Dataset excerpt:
--------------------

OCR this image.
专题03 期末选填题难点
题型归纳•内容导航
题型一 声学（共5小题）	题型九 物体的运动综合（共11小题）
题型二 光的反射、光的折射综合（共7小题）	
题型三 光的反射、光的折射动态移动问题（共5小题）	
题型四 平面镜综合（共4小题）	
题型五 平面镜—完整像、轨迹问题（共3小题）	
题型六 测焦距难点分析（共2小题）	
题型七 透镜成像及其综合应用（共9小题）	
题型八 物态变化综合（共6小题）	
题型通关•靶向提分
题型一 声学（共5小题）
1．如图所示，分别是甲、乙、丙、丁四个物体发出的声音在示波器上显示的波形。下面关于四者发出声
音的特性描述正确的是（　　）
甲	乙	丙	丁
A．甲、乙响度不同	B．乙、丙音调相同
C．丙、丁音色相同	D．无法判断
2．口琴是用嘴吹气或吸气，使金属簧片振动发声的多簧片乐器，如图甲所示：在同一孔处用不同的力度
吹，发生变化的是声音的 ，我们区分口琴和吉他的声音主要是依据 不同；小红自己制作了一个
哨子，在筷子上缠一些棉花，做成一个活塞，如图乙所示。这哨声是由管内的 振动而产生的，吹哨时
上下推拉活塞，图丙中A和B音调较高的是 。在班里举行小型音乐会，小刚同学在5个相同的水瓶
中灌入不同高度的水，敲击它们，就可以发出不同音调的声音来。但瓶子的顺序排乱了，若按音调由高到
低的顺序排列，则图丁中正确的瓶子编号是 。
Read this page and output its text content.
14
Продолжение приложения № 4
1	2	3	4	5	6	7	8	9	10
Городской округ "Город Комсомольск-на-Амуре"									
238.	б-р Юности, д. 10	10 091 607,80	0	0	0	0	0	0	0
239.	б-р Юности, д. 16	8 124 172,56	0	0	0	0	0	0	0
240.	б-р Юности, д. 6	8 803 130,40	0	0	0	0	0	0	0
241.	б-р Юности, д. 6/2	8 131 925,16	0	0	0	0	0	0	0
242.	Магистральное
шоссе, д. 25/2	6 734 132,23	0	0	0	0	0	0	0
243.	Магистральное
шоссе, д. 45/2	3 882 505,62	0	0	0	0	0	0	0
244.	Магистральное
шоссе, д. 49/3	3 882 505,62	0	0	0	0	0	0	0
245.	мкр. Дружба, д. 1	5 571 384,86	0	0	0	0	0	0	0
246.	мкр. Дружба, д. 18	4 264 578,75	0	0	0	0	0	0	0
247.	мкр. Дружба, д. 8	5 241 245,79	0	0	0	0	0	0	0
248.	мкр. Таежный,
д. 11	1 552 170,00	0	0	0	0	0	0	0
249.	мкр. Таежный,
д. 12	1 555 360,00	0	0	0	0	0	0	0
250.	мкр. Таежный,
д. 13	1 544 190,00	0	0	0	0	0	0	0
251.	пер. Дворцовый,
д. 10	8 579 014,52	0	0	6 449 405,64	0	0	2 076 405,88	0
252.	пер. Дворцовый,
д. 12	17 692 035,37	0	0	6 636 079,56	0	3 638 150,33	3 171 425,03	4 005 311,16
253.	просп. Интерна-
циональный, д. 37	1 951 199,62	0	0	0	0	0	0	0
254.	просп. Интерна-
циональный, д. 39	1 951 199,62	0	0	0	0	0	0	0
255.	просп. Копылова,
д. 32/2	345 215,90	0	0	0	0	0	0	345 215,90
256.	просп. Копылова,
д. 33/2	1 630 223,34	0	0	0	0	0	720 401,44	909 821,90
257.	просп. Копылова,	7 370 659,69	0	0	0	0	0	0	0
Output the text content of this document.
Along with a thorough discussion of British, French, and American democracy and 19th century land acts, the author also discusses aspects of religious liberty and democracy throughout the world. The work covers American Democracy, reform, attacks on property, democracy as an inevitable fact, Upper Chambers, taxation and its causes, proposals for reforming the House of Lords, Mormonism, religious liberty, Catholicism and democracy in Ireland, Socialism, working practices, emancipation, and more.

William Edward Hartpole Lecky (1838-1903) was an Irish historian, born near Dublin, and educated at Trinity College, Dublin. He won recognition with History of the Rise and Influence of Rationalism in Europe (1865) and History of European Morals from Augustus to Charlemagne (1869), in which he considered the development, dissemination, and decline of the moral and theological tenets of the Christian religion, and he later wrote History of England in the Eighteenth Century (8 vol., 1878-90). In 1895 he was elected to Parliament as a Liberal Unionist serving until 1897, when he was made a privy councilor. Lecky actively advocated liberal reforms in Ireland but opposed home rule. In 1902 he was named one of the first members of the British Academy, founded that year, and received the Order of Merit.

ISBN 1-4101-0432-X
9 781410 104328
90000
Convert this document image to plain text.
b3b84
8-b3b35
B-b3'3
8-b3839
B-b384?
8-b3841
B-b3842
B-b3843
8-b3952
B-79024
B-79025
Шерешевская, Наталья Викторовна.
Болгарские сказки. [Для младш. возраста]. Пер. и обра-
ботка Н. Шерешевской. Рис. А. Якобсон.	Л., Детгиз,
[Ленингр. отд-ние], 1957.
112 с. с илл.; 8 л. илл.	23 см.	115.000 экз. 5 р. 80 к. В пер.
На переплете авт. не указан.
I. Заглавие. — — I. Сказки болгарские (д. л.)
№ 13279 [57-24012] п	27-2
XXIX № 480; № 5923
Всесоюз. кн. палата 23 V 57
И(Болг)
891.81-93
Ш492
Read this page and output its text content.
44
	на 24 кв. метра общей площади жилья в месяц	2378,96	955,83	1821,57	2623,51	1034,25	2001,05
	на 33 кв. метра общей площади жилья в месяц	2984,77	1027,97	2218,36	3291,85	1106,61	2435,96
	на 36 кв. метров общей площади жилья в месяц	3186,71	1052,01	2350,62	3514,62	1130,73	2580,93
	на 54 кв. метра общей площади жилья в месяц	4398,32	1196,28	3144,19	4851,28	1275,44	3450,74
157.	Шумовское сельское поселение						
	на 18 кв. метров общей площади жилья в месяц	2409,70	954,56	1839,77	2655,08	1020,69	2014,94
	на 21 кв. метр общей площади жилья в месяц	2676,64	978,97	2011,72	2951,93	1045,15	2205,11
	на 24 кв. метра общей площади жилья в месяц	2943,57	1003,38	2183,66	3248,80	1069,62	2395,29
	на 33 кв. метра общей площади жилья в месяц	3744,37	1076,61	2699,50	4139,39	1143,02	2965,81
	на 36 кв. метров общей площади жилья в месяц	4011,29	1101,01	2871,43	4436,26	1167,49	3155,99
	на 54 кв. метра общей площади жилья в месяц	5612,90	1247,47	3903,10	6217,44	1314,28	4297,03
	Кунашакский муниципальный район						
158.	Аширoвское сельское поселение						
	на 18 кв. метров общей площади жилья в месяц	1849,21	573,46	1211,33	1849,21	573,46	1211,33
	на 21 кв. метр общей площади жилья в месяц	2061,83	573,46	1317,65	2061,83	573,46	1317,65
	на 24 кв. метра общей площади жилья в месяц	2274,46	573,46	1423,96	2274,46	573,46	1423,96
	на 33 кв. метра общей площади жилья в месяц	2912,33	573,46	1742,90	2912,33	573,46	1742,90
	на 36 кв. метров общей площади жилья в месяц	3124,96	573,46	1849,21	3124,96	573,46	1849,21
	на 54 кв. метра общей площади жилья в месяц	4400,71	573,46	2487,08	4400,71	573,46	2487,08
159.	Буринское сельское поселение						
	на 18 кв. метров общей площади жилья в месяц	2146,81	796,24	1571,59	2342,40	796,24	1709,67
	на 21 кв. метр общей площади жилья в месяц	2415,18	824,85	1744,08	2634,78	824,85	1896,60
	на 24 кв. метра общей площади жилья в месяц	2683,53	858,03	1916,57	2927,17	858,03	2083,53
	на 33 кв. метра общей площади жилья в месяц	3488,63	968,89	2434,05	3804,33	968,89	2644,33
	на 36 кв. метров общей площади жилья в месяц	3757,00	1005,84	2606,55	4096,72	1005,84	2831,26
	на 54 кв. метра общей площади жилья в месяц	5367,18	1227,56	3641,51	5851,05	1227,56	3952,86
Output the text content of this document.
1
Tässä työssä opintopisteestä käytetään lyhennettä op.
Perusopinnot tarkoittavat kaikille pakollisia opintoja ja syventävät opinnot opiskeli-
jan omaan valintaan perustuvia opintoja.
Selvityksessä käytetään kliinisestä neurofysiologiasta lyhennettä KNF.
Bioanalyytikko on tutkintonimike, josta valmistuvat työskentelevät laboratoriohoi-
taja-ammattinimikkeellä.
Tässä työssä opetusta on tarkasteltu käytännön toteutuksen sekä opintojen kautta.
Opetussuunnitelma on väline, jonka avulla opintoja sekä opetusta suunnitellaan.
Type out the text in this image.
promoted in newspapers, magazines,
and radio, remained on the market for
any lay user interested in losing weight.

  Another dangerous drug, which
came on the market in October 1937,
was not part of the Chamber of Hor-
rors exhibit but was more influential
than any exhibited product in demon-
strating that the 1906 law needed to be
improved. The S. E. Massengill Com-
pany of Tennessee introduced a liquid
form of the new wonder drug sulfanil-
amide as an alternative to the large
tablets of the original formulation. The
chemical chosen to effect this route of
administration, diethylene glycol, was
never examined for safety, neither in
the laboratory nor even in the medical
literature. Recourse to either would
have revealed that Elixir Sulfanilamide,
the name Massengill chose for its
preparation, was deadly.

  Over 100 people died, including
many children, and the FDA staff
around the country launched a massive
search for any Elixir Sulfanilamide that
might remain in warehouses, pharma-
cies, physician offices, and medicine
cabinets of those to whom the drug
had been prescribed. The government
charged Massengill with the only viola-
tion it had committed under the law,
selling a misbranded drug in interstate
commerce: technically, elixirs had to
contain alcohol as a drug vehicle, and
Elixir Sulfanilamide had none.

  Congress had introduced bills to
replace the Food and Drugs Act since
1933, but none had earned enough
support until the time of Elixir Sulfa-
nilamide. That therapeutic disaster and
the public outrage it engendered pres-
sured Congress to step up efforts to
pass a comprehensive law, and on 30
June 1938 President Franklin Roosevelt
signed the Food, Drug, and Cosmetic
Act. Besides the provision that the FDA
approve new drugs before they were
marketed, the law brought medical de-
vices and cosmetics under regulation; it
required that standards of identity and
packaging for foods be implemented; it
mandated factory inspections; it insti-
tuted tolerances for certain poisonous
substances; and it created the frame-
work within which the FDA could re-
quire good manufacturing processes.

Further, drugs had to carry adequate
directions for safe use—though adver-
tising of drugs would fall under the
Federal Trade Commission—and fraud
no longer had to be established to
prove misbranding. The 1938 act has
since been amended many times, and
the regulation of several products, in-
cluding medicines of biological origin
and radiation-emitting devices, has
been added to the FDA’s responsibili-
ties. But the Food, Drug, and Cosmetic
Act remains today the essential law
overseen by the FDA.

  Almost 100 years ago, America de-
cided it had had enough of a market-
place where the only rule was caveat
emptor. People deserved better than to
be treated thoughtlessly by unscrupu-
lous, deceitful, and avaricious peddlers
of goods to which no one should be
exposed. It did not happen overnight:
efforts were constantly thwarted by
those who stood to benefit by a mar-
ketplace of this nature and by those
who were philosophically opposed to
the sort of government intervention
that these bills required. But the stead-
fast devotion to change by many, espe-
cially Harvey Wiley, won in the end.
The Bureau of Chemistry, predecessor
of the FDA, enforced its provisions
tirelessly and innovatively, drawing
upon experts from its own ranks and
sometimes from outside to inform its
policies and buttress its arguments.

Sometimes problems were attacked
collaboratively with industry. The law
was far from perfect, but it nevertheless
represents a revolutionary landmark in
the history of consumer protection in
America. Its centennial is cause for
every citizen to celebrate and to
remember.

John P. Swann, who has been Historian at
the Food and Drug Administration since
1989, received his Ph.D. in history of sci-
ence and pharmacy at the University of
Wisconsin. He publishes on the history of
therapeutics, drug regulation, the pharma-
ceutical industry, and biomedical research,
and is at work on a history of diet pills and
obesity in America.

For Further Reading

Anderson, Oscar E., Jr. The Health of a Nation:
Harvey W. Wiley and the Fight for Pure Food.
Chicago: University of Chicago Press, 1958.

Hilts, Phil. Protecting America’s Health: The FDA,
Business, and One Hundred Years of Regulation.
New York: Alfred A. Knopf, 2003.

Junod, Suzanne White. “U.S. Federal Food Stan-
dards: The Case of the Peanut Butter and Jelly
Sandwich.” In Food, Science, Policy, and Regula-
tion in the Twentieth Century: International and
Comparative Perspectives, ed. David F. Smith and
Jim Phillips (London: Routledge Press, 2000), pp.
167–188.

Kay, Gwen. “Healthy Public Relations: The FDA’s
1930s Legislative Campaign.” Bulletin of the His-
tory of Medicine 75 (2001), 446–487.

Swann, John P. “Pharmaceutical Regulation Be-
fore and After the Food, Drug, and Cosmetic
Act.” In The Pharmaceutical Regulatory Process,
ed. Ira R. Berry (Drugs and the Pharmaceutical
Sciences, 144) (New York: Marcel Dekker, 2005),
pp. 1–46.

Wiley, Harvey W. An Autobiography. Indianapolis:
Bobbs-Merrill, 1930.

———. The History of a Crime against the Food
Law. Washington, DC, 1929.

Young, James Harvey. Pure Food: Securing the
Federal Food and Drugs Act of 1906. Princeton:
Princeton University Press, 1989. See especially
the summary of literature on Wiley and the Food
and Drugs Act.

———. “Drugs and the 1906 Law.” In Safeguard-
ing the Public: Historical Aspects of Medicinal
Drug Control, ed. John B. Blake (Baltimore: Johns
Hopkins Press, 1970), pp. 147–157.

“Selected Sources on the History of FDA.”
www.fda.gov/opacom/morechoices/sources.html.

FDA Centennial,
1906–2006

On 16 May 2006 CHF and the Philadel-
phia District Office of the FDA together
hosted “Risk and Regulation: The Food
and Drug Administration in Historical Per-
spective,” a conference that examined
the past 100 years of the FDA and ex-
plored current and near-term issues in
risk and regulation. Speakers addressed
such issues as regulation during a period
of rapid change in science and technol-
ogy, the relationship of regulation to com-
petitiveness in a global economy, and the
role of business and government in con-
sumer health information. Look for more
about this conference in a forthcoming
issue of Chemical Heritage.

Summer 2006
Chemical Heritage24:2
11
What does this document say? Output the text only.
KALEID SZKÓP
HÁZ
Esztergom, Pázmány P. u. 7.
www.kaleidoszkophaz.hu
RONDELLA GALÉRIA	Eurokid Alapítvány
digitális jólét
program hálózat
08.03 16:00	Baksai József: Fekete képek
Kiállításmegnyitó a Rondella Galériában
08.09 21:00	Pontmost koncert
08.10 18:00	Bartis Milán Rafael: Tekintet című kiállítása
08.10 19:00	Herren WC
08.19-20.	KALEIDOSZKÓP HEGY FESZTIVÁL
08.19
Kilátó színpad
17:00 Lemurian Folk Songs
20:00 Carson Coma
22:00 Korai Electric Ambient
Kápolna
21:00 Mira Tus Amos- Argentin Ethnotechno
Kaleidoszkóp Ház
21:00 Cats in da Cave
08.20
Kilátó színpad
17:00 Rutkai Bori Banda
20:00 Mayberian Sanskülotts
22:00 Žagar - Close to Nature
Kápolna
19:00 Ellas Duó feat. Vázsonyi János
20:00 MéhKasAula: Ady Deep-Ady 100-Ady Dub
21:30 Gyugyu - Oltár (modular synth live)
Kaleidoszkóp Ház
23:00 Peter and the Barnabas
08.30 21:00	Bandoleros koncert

--------------------

Look over the material above and show each line where "Wiley" appears.

cially Harvey Wiley, won in the end.
Harvey W. Wiley and the Fight for Pure Food.
Wiley, Harvey W. An Autobiography. Indianapolis:
the summary of literature on Wiley and the Food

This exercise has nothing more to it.